--- Working data ---
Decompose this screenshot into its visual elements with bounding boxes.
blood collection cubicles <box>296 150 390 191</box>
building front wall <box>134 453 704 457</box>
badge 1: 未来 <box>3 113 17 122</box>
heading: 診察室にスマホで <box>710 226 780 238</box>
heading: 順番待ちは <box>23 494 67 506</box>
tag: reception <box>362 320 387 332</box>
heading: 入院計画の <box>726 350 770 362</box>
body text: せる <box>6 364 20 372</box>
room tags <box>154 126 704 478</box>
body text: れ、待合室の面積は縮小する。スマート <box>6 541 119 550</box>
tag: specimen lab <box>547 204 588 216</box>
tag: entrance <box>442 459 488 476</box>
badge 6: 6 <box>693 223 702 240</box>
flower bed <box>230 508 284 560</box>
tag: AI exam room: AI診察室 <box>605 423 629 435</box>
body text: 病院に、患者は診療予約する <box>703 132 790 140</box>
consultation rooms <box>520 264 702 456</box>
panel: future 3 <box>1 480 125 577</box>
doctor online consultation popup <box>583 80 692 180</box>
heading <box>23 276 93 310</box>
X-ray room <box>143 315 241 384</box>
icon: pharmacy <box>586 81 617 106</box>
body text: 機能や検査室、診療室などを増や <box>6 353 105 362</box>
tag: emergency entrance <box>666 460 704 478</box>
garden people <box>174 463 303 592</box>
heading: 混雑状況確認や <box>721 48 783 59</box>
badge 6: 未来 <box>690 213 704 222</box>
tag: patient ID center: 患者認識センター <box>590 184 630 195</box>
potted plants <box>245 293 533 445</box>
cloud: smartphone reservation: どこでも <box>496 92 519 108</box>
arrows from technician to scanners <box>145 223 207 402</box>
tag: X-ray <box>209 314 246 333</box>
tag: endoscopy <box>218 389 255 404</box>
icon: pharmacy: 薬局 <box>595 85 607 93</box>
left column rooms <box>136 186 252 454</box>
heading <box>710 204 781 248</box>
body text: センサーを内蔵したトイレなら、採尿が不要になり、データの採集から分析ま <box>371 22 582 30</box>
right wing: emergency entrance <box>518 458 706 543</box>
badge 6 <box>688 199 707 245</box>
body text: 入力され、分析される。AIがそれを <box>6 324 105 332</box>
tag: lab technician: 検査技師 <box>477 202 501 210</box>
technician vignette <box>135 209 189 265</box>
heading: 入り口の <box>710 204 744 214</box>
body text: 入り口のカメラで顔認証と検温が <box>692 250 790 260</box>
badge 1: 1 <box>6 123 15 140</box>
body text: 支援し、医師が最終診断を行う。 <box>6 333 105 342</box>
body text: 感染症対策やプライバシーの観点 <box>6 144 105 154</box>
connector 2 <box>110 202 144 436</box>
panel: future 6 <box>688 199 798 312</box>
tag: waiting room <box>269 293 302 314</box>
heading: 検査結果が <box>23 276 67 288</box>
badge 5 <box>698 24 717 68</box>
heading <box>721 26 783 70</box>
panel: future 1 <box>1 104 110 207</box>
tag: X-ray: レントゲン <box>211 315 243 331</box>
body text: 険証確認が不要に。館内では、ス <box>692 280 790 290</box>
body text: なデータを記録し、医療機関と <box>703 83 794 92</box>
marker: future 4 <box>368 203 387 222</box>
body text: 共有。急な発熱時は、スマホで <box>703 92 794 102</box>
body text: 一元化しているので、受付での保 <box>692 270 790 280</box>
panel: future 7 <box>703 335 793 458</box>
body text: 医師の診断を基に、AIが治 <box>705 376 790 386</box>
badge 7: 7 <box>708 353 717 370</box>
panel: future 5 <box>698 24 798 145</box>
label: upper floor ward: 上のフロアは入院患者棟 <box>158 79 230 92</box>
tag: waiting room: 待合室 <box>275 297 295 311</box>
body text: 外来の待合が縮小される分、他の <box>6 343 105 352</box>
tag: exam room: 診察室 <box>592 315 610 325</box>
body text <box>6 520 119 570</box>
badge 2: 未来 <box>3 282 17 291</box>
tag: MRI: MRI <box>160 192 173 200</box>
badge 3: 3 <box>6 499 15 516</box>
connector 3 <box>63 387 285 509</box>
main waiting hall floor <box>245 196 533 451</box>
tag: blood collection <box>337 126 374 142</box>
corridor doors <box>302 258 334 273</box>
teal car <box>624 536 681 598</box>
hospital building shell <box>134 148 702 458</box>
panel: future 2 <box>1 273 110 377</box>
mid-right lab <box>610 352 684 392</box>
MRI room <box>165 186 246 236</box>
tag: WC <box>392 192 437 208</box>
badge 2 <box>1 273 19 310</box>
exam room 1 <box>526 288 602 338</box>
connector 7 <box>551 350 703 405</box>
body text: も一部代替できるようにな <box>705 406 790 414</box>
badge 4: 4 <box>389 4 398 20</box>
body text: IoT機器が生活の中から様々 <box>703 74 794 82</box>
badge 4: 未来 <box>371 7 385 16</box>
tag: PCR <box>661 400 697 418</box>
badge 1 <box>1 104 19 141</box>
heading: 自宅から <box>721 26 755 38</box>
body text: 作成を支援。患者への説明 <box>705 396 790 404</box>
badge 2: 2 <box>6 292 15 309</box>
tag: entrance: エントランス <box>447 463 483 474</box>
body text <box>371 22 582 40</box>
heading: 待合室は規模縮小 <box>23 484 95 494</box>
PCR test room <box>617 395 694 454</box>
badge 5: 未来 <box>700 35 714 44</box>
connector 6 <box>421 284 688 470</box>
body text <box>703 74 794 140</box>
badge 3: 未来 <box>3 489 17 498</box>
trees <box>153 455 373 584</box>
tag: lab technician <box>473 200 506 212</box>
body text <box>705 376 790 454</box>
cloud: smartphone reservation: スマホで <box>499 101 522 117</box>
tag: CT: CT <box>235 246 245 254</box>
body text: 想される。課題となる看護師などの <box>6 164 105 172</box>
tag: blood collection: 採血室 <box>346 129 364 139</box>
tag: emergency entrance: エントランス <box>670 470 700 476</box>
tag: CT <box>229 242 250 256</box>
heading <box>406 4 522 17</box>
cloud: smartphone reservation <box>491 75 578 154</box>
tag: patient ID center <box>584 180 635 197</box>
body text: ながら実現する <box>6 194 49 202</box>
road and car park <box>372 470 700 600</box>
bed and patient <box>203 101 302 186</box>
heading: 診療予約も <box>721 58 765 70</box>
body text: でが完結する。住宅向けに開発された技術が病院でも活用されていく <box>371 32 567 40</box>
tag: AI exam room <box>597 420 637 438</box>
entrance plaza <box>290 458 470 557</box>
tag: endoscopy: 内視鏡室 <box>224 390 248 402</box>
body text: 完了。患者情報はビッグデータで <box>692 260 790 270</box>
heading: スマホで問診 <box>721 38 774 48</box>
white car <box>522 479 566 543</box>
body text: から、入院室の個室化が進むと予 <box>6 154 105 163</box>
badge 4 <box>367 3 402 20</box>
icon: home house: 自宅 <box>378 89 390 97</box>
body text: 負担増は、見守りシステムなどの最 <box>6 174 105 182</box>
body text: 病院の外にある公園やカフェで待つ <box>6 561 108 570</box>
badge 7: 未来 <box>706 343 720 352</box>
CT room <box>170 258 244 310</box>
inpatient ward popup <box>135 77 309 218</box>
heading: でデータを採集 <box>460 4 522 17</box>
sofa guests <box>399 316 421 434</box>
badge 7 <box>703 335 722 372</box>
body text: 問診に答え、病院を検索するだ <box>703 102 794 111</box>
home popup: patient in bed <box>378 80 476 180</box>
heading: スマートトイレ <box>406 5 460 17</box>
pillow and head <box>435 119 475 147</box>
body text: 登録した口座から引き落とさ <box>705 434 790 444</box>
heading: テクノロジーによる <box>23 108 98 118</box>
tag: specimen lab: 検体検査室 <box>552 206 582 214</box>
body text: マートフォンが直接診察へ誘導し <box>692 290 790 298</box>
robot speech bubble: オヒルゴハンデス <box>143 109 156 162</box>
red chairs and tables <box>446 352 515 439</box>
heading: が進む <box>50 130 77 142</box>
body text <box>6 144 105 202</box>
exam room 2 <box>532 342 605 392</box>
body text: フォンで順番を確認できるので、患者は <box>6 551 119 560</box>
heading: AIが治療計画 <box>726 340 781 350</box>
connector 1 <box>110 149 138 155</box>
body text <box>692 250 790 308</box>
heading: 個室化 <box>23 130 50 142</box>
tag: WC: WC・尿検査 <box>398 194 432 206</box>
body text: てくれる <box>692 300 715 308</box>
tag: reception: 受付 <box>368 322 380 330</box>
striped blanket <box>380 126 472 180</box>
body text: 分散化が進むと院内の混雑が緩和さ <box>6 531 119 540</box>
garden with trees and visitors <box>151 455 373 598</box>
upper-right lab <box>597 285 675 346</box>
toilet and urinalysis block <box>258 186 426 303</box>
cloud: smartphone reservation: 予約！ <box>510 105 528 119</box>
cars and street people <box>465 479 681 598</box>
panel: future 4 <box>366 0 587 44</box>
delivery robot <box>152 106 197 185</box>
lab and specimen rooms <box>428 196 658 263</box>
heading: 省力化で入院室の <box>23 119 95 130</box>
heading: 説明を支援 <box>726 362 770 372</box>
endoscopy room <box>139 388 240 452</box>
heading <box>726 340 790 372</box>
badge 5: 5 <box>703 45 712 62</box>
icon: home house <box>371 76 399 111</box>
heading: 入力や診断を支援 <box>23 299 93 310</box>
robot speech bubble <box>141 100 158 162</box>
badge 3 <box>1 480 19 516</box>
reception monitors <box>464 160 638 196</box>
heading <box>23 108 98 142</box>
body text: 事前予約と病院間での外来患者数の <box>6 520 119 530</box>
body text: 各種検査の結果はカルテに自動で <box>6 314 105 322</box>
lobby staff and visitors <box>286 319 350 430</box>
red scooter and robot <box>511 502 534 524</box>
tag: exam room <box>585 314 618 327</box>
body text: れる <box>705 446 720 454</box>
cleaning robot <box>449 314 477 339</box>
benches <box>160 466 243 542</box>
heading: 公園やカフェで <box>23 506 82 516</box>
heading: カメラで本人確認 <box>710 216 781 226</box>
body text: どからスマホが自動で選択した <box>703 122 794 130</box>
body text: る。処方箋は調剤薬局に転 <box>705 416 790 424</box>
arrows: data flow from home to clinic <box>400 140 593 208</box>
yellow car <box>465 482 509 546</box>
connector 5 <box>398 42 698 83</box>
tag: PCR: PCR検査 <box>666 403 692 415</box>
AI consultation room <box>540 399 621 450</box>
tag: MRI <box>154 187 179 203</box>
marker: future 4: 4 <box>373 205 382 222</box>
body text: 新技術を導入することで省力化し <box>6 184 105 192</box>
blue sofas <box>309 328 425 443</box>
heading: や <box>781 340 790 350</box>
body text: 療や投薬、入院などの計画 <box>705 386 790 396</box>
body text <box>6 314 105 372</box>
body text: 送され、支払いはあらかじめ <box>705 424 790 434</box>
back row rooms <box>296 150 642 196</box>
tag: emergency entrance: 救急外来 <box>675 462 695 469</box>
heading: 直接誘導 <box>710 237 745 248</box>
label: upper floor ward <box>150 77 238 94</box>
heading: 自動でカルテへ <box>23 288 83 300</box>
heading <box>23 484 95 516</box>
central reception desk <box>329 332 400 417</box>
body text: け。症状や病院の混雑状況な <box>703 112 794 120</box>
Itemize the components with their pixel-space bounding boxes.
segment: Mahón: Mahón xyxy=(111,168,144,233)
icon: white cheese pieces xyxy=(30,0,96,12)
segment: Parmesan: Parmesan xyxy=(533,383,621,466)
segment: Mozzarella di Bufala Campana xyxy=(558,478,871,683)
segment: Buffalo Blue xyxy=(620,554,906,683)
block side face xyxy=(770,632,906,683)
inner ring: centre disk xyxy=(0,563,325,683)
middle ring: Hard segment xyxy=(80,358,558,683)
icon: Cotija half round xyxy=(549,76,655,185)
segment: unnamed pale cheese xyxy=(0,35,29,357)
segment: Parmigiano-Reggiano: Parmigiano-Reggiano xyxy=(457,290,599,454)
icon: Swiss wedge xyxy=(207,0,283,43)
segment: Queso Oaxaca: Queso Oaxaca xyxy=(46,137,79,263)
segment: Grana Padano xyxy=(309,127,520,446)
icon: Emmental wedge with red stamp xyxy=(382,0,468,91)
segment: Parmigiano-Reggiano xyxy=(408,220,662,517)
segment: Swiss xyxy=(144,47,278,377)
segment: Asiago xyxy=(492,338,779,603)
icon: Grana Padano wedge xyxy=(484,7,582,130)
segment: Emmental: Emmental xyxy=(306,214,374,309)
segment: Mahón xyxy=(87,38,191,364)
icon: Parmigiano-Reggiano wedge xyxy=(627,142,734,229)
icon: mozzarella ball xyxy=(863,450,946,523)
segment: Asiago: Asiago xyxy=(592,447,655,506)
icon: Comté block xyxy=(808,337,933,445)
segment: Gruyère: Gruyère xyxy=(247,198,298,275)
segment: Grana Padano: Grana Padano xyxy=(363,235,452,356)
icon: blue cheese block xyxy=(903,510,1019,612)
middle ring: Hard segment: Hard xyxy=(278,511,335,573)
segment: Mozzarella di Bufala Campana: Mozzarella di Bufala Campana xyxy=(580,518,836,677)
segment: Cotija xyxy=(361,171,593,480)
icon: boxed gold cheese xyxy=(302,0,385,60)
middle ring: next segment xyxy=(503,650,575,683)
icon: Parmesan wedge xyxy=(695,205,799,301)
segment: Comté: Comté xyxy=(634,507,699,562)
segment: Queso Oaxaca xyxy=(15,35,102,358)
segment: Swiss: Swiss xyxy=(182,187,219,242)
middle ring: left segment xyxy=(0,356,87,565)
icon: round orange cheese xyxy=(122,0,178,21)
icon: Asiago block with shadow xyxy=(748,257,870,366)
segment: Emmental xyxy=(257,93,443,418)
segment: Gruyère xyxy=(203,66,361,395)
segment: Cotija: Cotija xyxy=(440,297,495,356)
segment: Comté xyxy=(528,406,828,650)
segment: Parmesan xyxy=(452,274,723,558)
---
Please switch "flower bed" to "garden bed" and write out the records again from the first line up to and including the line with "X-ray room <box>143 315 241 384</box>", leaving everything else unchanged.

Decompose this screenshot into its visual elements with bounding boxes.
blood collection cubicles <box>296 150 390 191</box>
building front wall <box>134 453 704 457</box>
badge 1: 未来 <box>3 113 17 122</box>
heading: 診察室にスマホで <box>710 226 780 238</box>
heading: 順番待ちは <box>23 494 67 506</box>
tag: reception <box>362 320 387 332</box>
heading: 入院計画の <box>726 350 770 362</box>
body text: せる <box>6 364 20 372</box>
room tags <box>154 126 704 478</box>
body text: れ、待合室の面積は縮小する。スマート <box>6 541 119 550</box>
tag: specimen lab <box>547 204 588 216</box>
tag: entrance <box>442 459 488 476</box>
badge 6: 6 <box>693 223 702 240</box>
garden bed <box>230 508 284 560</box>
tag: AI exam room: AI診察室 <box>605 423 629 435</box>
body text: 病院に、患者は診療予約する <box>703 132 790 140</box>
consultation rooms <box>520 264 702 456</box>
panel: future 3 <box>1 480 125 577</box>
doctor online consultation popup <box>583 80 692 180</box>
heading <box>23 276 93 310</box>
X-ray room <box>143 315 241 384</box>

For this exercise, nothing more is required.